Übungsaufgaben:
(A) Gib aus dem Textauszug über Biodiversität den Abschnitt von „Zu diesem Zweck“ bis einschließlich „Asset Manager tun?“ wortgetreu aus.
(B) Beantworte anhand des Textauszugs über Biodiversität jede Frage kurz:
(i) Wie groß ist nach Angaben des Paulson-Instituts die jährliche Lücke bei der Finanzierung des Schutzes natürlicher Systeme?
(ii) Auf wie vielen Säulen basiert die Roadmap?
(iii) Welche zwei Fonds umfasst das auf Biodiversität ausgerichtete Angebot?

Textauszug:
╔══
Zu diesem Zweck haben wir uns an der Taskforce on Nature-related Financial Disclosures (TNFD) beteiligt, um ein Rahmenwerk zu entwickeln.
Was können Asset Manager tun?
Nach Angaben des Paulson-Instituts klafft derzeit eine jährliche Lücke von 700 Milliarden Dollar, wenn es um die Finanzierung des Schutzes natürlicher Systeme geht. Dies kann verringert werden, indem Subventionen, die der biologischen Vielfalt schaden, gekürzt und mehr Mittel durch Kohlenstoffmärkte, Biodiversitätsgutschriften und grüne Finanzprodukte aufgebracht werden.
BNP Paribas Asset Management unterstützt die Abstimmung der Finanzströme mit den globalen Biodiversitätszielen und -massnahmen, die eine konsistente und entscheidungsnützliche Unternehmensoffenlegung erfordern. Wir haben unsere Ansichten über das Wesen und die Dringlichkeit dieser Krise in unserem Fahrplan «Sustainable by Nature» detailliert dargelegt.
Die Roadmap basiert auf den sechs Säulen unseres Ansatzes für nachhaltige Investments:
- Integration von Umwelt-, Sozial- und Governance-Aspekten
- Stewardship
- Verantwortungsvolles unternehmerisches Handeln
- Vorausschauend in die Zukunft blicken
- Anlagelösungen für Nachhaltigkeit
- «Den Worten Taten folgen lassen» durch Corporate Social Responsibility.
Stewardship kann genutzt werden, um die Bemühungen eines Unternehmens zu unterstützen, den Verlust der biologischen Vielfalt zu reduzieren, ein aktuelles Beispiel ist unser Engagement in der Pharmaindustrie, um die Verwendung von Pfeilschwanzkrebsblut für Tests auslaufen zu lassen.
Ökologische Anlagestrategien können auch dem Klimawandel und dem Verlust der biologischen Vielfalt entgegenwirken, indem sie dazu beitragen, die Finanzierungslücke1 zu schliessen, um die Ressourcen der Erde wiederherzustellen, zu schützen und zu erhalten.
Unser auf Biodiversität ausgerichtetes Angebot umfasst einen börsengehandelten Fonds und einen thematischen Aktienfonds.
Was kommt als nächstes?
Wir haben unser weltweit verwaltetes Vermögen analysiert, um zu verstehen, wie stark wir Wasser- und Entwaldungsrisiken ausgesetzt sind und wie sehr wir von Ökosystemdienstleistungen abhängig sind. Im «Sustainable by Nature Sequel: Our Portfolio Biodiversity Footprint» konzentriert sich unsere Analyse ausschliesslich auf negative Auswirkungen, ohne Abhängigkeiten oder die finanziellen Risiken des Naturverlusts zu berücksichtigen.
╚══
Vorliegende Angaben:
╔══
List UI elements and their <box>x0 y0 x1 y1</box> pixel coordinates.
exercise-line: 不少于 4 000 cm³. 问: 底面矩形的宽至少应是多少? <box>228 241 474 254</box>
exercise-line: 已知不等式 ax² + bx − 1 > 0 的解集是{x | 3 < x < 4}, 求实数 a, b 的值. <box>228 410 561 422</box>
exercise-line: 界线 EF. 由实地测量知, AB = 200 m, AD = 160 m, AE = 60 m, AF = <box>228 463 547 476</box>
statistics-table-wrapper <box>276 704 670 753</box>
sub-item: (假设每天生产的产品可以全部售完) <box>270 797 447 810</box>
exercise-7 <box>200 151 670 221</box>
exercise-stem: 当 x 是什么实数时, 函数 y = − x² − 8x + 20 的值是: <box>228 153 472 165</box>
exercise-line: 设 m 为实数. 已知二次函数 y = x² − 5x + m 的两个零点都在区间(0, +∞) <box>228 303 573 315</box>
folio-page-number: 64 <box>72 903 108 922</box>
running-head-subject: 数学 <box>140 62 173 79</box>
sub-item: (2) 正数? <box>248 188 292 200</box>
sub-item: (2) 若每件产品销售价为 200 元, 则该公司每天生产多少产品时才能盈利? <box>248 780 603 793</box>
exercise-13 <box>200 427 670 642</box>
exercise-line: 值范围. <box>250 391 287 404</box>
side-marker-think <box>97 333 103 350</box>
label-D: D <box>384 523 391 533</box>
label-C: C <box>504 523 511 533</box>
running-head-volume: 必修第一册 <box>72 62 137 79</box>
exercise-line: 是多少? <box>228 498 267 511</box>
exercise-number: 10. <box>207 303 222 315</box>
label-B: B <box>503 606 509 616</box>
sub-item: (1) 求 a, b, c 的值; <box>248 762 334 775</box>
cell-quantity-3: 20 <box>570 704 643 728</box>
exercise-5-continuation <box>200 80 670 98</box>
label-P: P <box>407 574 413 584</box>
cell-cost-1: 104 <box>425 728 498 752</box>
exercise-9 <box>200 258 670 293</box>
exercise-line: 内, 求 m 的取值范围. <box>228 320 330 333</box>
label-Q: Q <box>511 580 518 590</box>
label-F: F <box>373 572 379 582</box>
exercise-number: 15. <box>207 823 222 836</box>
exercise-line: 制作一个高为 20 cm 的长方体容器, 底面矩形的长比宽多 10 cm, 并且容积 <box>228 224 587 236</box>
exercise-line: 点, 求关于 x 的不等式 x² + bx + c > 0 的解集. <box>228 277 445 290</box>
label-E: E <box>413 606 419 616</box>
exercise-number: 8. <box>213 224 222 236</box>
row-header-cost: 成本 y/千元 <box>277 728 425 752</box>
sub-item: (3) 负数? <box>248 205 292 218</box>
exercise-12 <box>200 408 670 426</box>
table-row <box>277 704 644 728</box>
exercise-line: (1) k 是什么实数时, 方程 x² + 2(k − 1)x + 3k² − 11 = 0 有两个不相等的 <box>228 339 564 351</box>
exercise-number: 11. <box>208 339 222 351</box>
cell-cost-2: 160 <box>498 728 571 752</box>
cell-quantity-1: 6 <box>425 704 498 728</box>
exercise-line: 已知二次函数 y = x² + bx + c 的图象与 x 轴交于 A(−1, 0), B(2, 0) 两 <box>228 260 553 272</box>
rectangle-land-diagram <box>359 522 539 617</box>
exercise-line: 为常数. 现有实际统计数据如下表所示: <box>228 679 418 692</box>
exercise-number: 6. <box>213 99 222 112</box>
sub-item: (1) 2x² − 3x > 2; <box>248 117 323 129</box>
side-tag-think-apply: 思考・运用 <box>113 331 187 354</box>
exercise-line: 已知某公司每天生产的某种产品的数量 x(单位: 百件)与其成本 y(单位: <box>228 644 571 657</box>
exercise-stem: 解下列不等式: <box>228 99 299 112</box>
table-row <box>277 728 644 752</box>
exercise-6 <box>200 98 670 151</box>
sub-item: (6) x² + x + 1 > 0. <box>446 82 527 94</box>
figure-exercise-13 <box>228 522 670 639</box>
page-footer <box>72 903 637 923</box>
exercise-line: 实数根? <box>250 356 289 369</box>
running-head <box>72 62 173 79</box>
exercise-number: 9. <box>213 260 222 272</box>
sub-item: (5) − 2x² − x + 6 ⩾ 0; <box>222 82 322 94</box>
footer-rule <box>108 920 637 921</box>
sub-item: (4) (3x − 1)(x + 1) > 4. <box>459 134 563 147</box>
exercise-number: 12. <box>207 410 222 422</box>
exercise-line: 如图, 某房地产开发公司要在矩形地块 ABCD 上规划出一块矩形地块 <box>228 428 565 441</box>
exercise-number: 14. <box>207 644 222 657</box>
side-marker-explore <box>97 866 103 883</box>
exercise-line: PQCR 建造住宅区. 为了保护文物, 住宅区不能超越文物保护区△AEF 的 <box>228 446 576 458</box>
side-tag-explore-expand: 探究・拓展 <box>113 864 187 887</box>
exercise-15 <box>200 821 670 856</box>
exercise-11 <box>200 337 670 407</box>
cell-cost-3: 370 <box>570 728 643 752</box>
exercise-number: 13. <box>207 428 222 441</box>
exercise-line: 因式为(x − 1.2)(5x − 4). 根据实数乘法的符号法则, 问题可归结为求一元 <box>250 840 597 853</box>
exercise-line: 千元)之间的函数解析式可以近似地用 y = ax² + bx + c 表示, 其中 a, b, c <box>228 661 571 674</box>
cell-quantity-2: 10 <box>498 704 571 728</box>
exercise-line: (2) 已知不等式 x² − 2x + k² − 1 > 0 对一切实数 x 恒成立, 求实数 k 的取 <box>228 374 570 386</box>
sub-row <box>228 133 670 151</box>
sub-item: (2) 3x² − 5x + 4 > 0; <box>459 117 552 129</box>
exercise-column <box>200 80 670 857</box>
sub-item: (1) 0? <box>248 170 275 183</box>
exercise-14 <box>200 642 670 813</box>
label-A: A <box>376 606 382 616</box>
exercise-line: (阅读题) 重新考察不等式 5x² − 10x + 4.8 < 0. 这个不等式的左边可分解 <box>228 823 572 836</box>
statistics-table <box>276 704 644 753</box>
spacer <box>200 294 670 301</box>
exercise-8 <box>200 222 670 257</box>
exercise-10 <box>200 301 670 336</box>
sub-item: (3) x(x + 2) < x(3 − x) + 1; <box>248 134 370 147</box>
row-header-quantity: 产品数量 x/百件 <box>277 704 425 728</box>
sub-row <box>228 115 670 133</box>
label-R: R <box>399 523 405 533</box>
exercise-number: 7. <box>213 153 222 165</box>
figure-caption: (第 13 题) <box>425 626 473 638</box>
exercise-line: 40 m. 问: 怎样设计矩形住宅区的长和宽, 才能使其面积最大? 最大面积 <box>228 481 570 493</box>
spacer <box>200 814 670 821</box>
╚══
Lösungen:
(A)
Zu diesem Zweck haben wir uns an der Taskforce on Nature-related Financial Disclosures (TNFD) beteiligt, um ein Rahmenwerk zu entwickeln.
Was können Asset Manager tun?

(B)
(i) 700 Milliarden Dollar
(ii) Auf sechs Säulen
(iii) Einen börsengehandelten Fonds und einen thematischen Aktienfonds